=== Record extracts ===
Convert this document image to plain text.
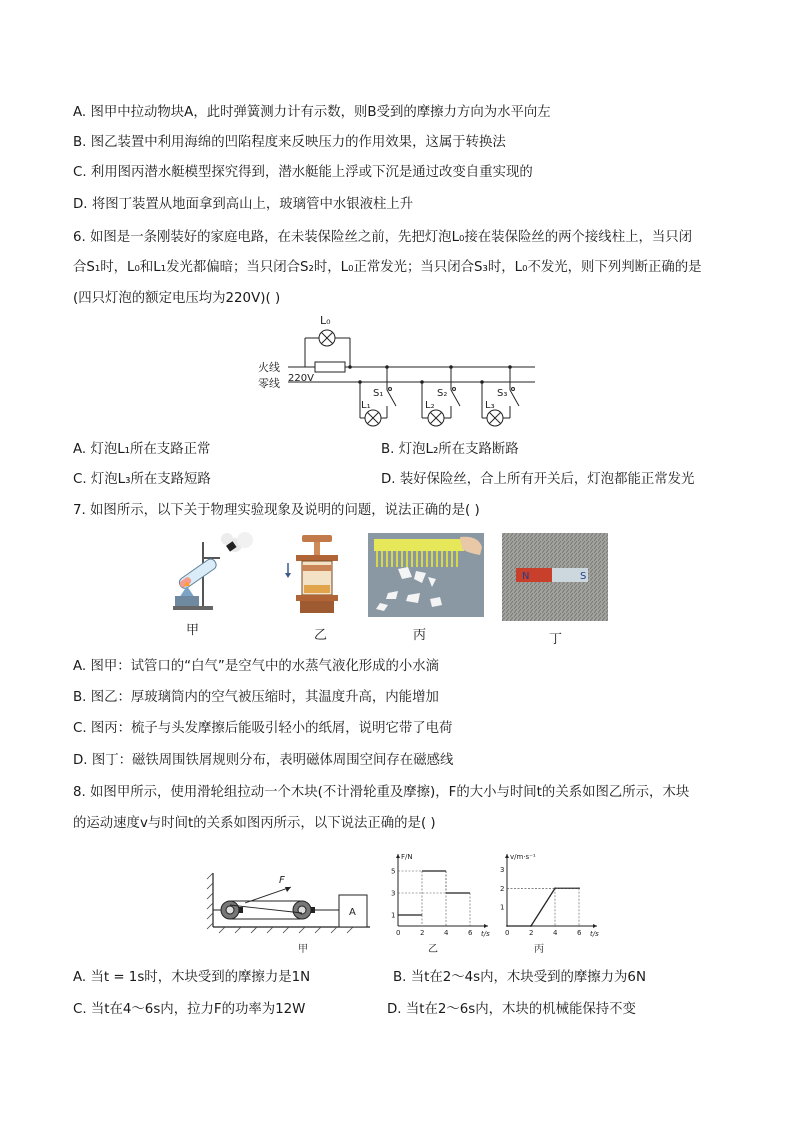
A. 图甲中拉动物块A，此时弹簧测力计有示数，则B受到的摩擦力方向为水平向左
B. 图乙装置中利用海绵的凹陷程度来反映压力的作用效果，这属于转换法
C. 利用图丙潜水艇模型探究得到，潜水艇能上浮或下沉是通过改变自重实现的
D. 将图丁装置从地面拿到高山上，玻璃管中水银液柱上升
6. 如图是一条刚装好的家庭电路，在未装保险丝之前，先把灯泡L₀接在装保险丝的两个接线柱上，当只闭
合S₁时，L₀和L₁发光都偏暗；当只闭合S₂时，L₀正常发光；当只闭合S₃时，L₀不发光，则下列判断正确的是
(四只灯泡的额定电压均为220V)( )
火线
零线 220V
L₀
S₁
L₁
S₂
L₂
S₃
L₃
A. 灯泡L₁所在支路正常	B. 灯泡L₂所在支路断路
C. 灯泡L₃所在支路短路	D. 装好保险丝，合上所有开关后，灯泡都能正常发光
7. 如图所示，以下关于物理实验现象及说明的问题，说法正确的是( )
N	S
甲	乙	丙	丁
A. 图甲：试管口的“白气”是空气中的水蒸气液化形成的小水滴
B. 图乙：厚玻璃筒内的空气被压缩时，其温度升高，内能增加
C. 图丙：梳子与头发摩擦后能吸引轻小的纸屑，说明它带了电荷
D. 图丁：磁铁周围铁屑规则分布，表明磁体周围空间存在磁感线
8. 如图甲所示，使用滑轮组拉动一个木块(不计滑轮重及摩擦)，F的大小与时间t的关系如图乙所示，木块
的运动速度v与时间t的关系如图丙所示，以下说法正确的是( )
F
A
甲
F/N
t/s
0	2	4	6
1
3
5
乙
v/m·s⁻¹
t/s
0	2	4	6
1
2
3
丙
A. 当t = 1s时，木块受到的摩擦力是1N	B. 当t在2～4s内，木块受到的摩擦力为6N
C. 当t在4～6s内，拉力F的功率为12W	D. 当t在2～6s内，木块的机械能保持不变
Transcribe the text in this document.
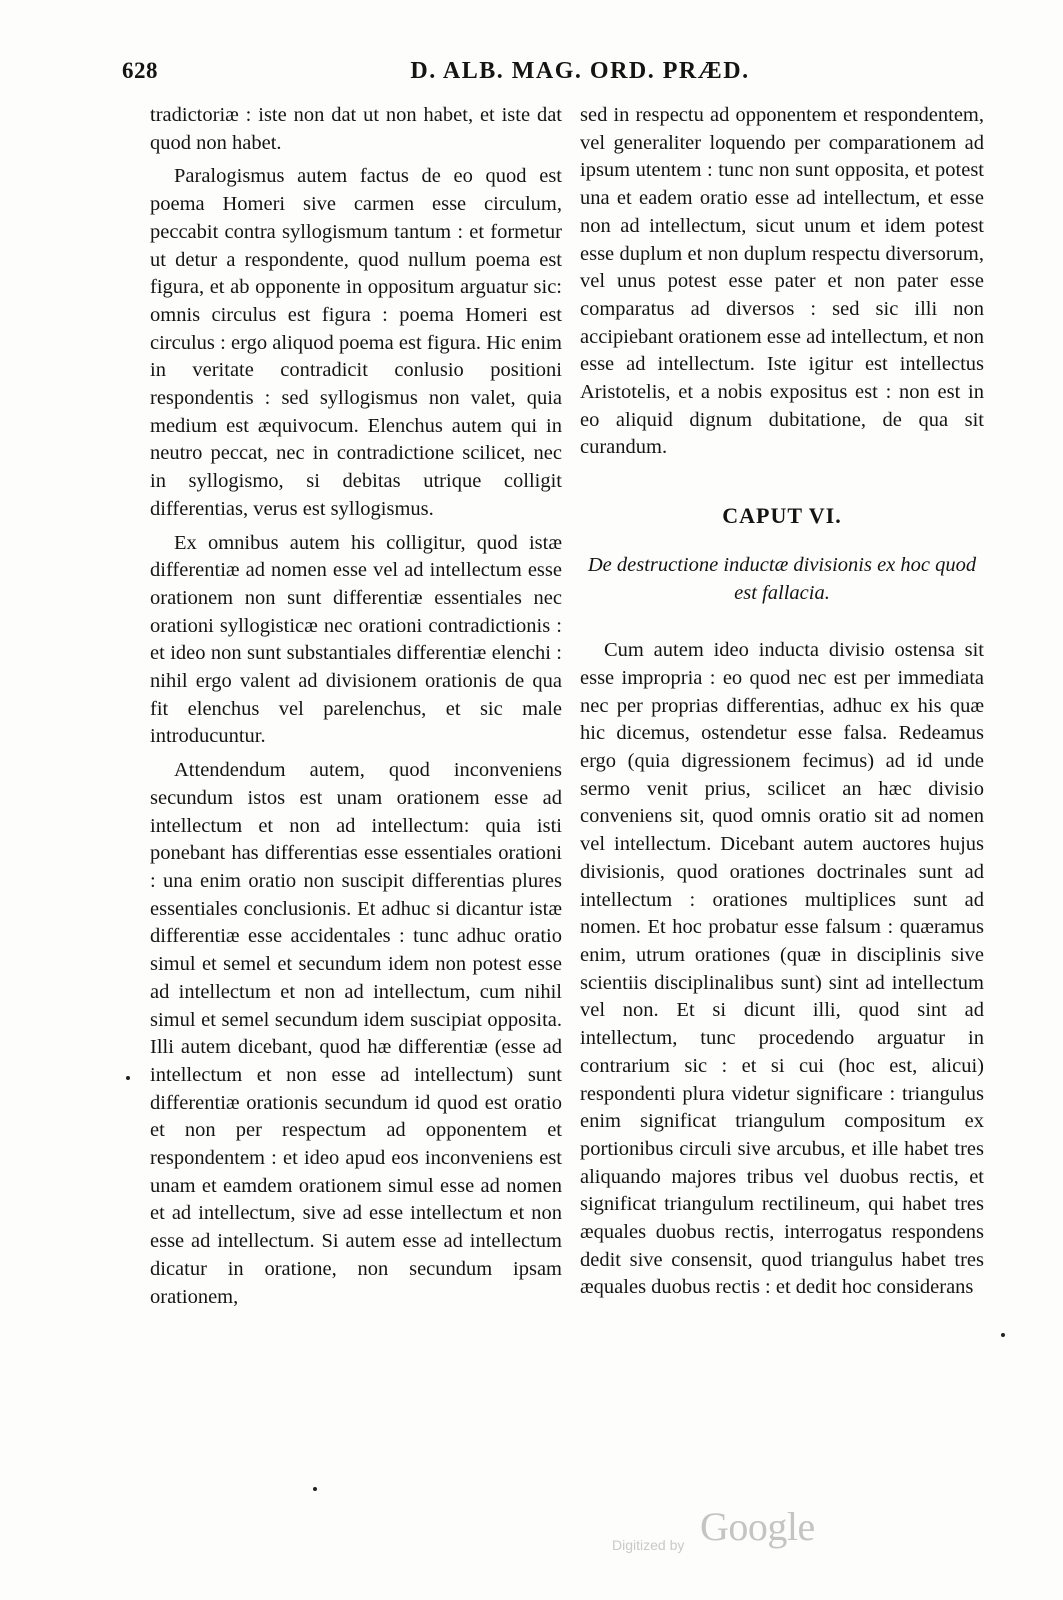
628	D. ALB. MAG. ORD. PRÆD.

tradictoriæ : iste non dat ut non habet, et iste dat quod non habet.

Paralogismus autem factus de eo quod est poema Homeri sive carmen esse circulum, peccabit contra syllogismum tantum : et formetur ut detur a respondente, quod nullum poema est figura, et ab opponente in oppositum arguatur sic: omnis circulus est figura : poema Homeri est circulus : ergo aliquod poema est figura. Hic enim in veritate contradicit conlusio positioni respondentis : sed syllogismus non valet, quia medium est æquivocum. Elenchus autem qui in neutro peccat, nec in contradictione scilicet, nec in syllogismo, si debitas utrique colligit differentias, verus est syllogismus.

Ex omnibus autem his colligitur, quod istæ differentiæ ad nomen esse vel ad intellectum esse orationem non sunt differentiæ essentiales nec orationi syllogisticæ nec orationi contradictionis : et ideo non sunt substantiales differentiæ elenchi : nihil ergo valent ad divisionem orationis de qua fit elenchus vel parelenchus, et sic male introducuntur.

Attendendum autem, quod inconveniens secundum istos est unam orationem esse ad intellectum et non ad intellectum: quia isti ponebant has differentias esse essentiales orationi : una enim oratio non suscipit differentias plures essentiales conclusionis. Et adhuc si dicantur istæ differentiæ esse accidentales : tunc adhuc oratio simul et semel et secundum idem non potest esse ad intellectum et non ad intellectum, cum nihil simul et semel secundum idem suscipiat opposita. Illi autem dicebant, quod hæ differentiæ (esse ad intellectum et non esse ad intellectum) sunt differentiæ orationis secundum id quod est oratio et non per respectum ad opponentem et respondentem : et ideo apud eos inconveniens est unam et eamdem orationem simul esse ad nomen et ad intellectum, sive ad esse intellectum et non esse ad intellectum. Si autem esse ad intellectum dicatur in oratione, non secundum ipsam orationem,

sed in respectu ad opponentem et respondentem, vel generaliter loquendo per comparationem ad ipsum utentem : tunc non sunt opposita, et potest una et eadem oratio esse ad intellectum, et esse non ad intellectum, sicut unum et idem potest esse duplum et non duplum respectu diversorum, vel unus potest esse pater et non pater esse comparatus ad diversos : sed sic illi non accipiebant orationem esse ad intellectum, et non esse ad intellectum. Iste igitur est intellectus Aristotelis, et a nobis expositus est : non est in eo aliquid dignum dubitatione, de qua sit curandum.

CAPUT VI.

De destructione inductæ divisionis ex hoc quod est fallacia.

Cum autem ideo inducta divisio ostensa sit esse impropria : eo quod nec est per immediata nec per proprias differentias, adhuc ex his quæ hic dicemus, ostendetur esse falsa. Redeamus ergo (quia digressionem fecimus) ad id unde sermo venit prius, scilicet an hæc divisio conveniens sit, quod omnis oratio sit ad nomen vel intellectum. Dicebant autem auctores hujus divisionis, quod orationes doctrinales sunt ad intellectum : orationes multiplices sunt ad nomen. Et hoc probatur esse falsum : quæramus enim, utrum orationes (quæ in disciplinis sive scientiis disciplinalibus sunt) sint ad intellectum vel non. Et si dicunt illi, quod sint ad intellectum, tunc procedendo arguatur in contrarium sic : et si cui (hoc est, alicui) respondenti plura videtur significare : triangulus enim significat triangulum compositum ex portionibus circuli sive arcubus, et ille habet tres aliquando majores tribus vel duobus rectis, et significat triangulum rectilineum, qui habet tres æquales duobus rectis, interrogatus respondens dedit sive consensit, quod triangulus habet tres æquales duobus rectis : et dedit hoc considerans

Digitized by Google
===
Quote the material exactly. Pictures stay out.

Convert this document image to plain text.
A. 图甲中拉动物块A，此时弹簧测力计有示数，则B受到的摩擦力方向为水平向左
B. 图乙装置中利用海绵的凹陷程度来反映压力的作用效果，这属于转换法
C. 利用图丙潜水艇模型探究得到，潜水艇能上浮或下沉是通过改变自重实现的
D. 将图丁装置从地面拿到高山上，玻璃管中水银液柱上升
6. 如图是一条刚装好的家庭电路，在未装保险丝之前，先把灯泡L₀接在装保险丝的两个接线柱上，当只闭
合S₁时，L₀和L₁发光都偏暗；当只闭合S₂时，L₀正常发光；当只闭合S₃时，L₀不发光，则下列判断正确的是
(四只灯泡的额定电压均为220V)( )
火线
零线 220V
L₀
S₁
L₁
S₂
L₂
S₃
L₃
A. 灯泡L₁所在支路正常	B. 灯泡L₂所在支路断路
C. 灯泡L₃所在支路短路	D. 装好保险丝，合上所有开关后，灯泡都能正常发光
7. 如图所示，以下关于物理实验现象及说明的问题，说法正确的是( )
N	S
甲	乙	丙	丁
A. 图甲：试管口的“白气”是空气中的水蒸气液化形成的小水滴
B. 图乙：厚玻璃筒内的空气被压缩时，其温度升高，内能增加
C. 图丙：梳子与头发摩擦后能吸引轻小的纸屑，说明它带了电荷
D. 图丁：磁铁周围铁屑规则分布，表明磁体周围空间存在磁感线
8. 如图甲所示，使用滑轮组拉动一个木块(不计滑轮重及摩擦)，F的大小与时间t的关系如图乙所示，木块
的运动速度v与时间t的关系如图丙所示，以下说法正确的是( )
F
A
甲
F/N
t/s
0	2	4	6
1
3
5
乙
v/m·s⁻¹
t/s
0	2	4	6
1
2
3
丙
A. 当t = 1s时，木块受到的摩擦力是1N	B. 当t在2～4s内，木块受到的摩擦力为6N
C. 当t在4～6s内，拉力F的功率为12W	D. 当t在2～6s内，木块的机械能保持不变
Transcribe the text in this document.
628	D. ALB. MAG. ORD. PRÆD.

tradictoriæ : iste non dat ut non habet, et iste dat quod non habet.

Paralogismus autem factus de eo quod est poema Homeri sive carmen esse circulum, peccabit contra syllogismum tantum : et formetur ut detur a respondente, quod nullum poema est figura, et ab opponente in oppositum arguatur sic: omnis circulus est figura : poema Homeri est circulus : ergo aliquod poema est figura. Hic enim in veritate contradicit conlusio positioni respondentis : sed syllogismus non valet, quia medium est æquivocum. Elenchus autem qui in neutro peccat, nec in contradictione scilicet, nec in syllogismo, si debitas utrique colligit differentias, verus est syllogismus.

Ex omnibus autem his colligitur, quod istæ differentiæ ad nomen esse vel ad intellectum esse orationem non sunt differentiæ essentiales nec orationi syllogisticæ nec orationi contradictionis : et ideo non sunt substantiales differentiæ elenchi : nihil ergo valent ad divisionem orationis de qua fit elenchus vel parelenchus, et sic male introducuntur.

Attendendum autem, quod inconveniens secundum istos est unam orationem esse ad intellectum et non ad intellectum: quia isti ponebant has differentias esse essentiales orationi : una enim oratio non suscipit differentias plures essentiales conclusionis. Et adhuc si dicantur istæ differentiæ esse accidentales : tunc adhuc oratio simul et semel et secundum idem non potest esse ad intellectum et non ad intellectum, cum nihil simul et semel secundum idem suscipiat opposita. Illi autem dicebant, quod hæ differentiæ (esse ad intellectum et non esse ad intellectum) sunt differentiæ orationis secundum id quod est oratio et non per respectum ad opponentem et respondentem : et ideo apud eos inconveniens est unam et eamdem orationem simul esse ad nomen et ad intellectum, sive ad esse intellectum et non esse ad intellectum. Si autem esse ad intellectum dicatur in oratione, non secundum ipsam orationem,

sed in respectu ad opponentem et respondentem, vel generaliter loquendo per comparationem ad ipsum utentem : tunc non sunt opposita, et potest una et eadem oratio esse ad intellectum, et esse non ad intellectum, sicut unum et idem potest esse duplum et non duplum respectu diversorum, vel unus potest esse pater et non pater esse comparatus ad diversos : sed sic illi non accipiebant orationem esse ad intellectum, et non esse ad intellectum. Iste igitur est intellectus Aristotelis, et a nobis expositus est : non est in eo aliquid dignum dubitatione, de qua sit curandum.

CAPUT VI.

De destructione inductæ divisionis ex hoc quod est fallacia.

Cum autem ideo inducta divisio ostensa sit esse impropria : eo quod nec est per immediata nec per proprias differentias, adhuc ex his quæ hic dicemus, ostendetur esse falsa. Redeamus ergo (quia digressionem fecimus) ad id unde sermo venit prius, scilicet an hæc divisio conveniens sit, quod omnis oratio sit ad nomen vel intellectum. Dicebant autem auctores hujus divisionis, quod orationes doctrinales sunt ad intellectum : orationes multiplices sunt ad nomen. Et hoc probatur esse falsum : quæramus enim, utrum orationes (quæ in disciplinis sive scientiis disciplinalibus sunt) sint ad intellectum vel non. Et si dicunt illi, quod sint ad intellectum, tunc procedendo arguatur in contrarium sic : et si cui (hoc est, alicui) respondenti plura videtur significare : triangulus enim significat triangulum compositum ex portionibus circuli sive arcubus, et ille habet tres aliquando majores tribus vel duobus rectis, et significat triangulum rectilineum, qui habet tres æquales duobus rectis, interrogatus respondens dedit sive consensit, quod triangulus habet tres æquales duobus rectis : et dedit hoc considerans

Digitized by Google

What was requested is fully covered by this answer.